*INSTRUCTION*: Return the full listing exactly as it is written.

# start of INPUT ROWS

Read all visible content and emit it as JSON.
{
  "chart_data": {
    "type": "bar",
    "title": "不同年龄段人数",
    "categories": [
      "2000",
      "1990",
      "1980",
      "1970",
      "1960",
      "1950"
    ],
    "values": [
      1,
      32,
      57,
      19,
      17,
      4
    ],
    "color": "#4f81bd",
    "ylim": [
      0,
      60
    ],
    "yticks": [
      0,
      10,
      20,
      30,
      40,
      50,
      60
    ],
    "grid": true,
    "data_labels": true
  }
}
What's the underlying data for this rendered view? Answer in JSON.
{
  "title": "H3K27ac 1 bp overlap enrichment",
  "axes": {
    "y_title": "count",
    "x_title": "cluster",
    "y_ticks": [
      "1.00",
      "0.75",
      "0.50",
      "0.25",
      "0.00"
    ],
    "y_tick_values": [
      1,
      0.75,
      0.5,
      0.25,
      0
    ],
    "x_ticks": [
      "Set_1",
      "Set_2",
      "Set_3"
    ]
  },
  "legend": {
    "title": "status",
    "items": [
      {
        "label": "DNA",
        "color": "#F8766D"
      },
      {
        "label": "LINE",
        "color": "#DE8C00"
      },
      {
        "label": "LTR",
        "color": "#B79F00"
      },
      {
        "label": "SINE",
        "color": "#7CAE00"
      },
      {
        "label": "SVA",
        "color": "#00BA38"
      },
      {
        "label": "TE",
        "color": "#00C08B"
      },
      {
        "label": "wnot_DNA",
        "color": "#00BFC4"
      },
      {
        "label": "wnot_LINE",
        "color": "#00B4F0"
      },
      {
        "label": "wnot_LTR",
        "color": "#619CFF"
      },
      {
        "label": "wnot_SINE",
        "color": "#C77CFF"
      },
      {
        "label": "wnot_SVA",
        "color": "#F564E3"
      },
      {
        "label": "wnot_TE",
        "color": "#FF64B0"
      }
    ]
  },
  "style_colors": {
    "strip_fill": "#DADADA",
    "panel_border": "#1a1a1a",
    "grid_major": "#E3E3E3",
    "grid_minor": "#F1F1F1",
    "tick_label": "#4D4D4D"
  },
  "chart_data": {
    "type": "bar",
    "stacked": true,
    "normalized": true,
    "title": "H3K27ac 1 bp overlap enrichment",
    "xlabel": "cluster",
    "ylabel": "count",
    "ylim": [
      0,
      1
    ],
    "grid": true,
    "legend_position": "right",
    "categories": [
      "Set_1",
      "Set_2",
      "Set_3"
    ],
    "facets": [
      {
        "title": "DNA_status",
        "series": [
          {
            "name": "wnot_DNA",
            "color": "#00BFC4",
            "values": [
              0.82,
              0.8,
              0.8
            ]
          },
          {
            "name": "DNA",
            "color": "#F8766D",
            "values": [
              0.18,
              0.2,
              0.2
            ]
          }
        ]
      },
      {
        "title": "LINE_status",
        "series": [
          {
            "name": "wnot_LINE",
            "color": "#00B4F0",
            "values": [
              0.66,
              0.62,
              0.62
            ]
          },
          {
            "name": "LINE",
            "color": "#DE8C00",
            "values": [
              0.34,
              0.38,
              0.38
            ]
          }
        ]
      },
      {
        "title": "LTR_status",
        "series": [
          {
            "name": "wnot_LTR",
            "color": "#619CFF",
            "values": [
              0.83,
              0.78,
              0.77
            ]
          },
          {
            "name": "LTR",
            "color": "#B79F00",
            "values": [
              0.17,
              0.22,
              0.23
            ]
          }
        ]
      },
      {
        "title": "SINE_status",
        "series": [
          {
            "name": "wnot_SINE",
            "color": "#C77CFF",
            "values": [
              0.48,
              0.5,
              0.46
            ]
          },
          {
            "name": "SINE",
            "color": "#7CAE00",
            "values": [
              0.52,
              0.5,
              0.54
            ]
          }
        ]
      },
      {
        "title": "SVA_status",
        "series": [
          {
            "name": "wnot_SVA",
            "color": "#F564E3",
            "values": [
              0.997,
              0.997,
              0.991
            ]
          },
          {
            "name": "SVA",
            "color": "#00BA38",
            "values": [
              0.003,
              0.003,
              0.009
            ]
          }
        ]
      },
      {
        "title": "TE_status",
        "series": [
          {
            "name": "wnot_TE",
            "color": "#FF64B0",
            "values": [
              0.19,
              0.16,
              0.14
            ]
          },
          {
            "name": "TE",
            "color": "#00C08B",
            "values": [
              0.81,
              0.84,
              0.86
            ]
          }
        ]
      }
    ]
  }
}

# end of INPUT ROWS

*COMPLETE OUTPUT*:
Read all visible content and emit it as JSON.
{
  "chart_data": {
    "type": "bar",
    "title": "不同年龄段人数",
    "categories": [
      "2000",
      "1990",
      "1980",
      "1970",
      "1960",
      "1950"
    ],
    "values": [
      1,
      32,
      57,
      19,
      17,
      4
    ],
    "color": "#4f81bd",
    "ylim": [
      0,
      60
    ],
    "yticks": [
      0,
      10,
      20,
      30,
      40,
      50,
      60
    ],
    "grid": true,
    "data_labels": true
  }
}
What's the underlying data for this rendered view? Answer in JSON.
{
  "title": "H3K27ac 1 bp overlap enrichment",
  "axes": {
    "y_title": "count",
    "x_title": "cluster",
    "y_ticks": [
      "1.00",
      "0.75",
      "0.50",
      "0.25",
      "0.00"
    ],
    "y_tick_values": [
      1,
      0.75,
      0.5,
      0.25,
      0
    ],
    "x_ticks": [
      "Set_1",
      "Set_2",
      "Set_3"
    ]
  },
  "legend": {
    "title": "status",
    "items": [
      {
        "label": "DNA",
        "color": "#F8766D"
      },
      {
        "label": "LINE",
        "color": "#DE8C00"
      },
      {
        "label": "LTR",
        "color": "#B79F00"
      },
      {
        "label": "SINE",
        "color": "#7CAE00"
      },
      {
        "label": "SVA",
        "color": "#00BA38"
      },
      {
        "label": "TE",
        "color": "#00C08B"
      },
      {
        "label": "wnot_DNA",
        "color": "#00BFC4"
      },
      {
        "label": "wnot_LINE",
        "color": "#00B4F0"
      },
      {
        "label": "wnot_LTR",
        "color": "#619CFF"
      },
      {
        "label": "wnot_SINE",
        "color": "#C77CFF"
      },
      {
        "label": "wnot_SVA",
        "color": "#F564E3"
      },
      {
        "label": "wnot_TE",
        "color": "#FF64B0"
      }
    ]
  },
  "style_colors": {
    "strip_fill": "#DADADA",
    "panel_border": "#1a1a1a",
    "grid_major": "#E3E3E3",
    "grid_minor": "#F1F1F1",
    "tick_label": "#4D4D4D"
  },
  "chart_data": {
    "type": "bar",
    "stacked": true,
    "normalized": true,
    "title": "H3K27ac 1 bp overlap enrichment",
    "xlabel": "cluster",
    "ylabel": "count",
    "ylim": [
      0,
      1
    ],
    "grid": true,
    "legend_position": "right",
    "categories": [
      "Set_1",
      "Set_2",
      "Set_3"
    ],
    "facets": [
      {
        "title": "DNA_status",
        "series": [
          {
            "name": "wnot_DNA",
            "color": "#00BFC4",
            "values": [
              0.82,
              0.8,
              0.8
            ]
          },
          {
            "name": "DNA",
            "color": "#F8766D",
            "values": [
              0.18,
              0.2,
              0.2
            ]
          }
        ]
      },
      {
        "title": "LINE_status",
        "series": [
          {
            "name": "wnot_LINE",
            "color": "#00B4F0",
            "values": [
              0.66,
              0.62,
              0.62
            ]
          },
          {
            "name": "LINE",
            "color": "#DE8C00",
            "values": [
              0.34,
              0.38,
              0.38
            ]
          }
        ]
      },
      {
        "title": "LTR_status",
        "series": [
          {
            "name": "wnot_LTR",
            "color": "#619CFF",
            "values": [
              0.83,
              0.78,
              0.77
            ]
          },
          {
            "name": "LTR",
            "color": "#B79F00",
            "values": [
              0.17,
              0.22,
              0.23
            ]
          }
        ]
      },
      {
        "title": "SINE_status",
        "series": [
          {
            "name": "wnot_SINE",
            "color": "#C77CFF",
            "values": [
              0.48,
              0.5,
              0.46
            ]
          },
          {
            "name": "SINE",
            "color": "#7CAE00",
            "values": [
              0.52,
              0.5,
              0.54
            ]
          }
        ]
      },
      {
        "title": "SVA_status",
        "series": [
          {
            "name": "wnot_SVA",
            "color": "#F564E3",
            "values": [
              0.997,
              0.997,
              0.991
            ]
          },
          {
            "name": "SVA",
            "color": "#00BA38",
            "values": [
              0.003,
              0.003,
              0.009
            ]
          }
        ]
      },
      {
        "title": "TE_status",
        "series": [
          {
            "name": "wnot_TE",
            "color": "#FF64B0",
            "values": [
              0.19,
              0.16,
              0.14
            ]
          },
          {
            "name": "TE",
            "color": "#00C08B",
            "values": [
              0.81,
              0.84,
              0.86
            ]
          }
        ]
      }
    ]
  }
}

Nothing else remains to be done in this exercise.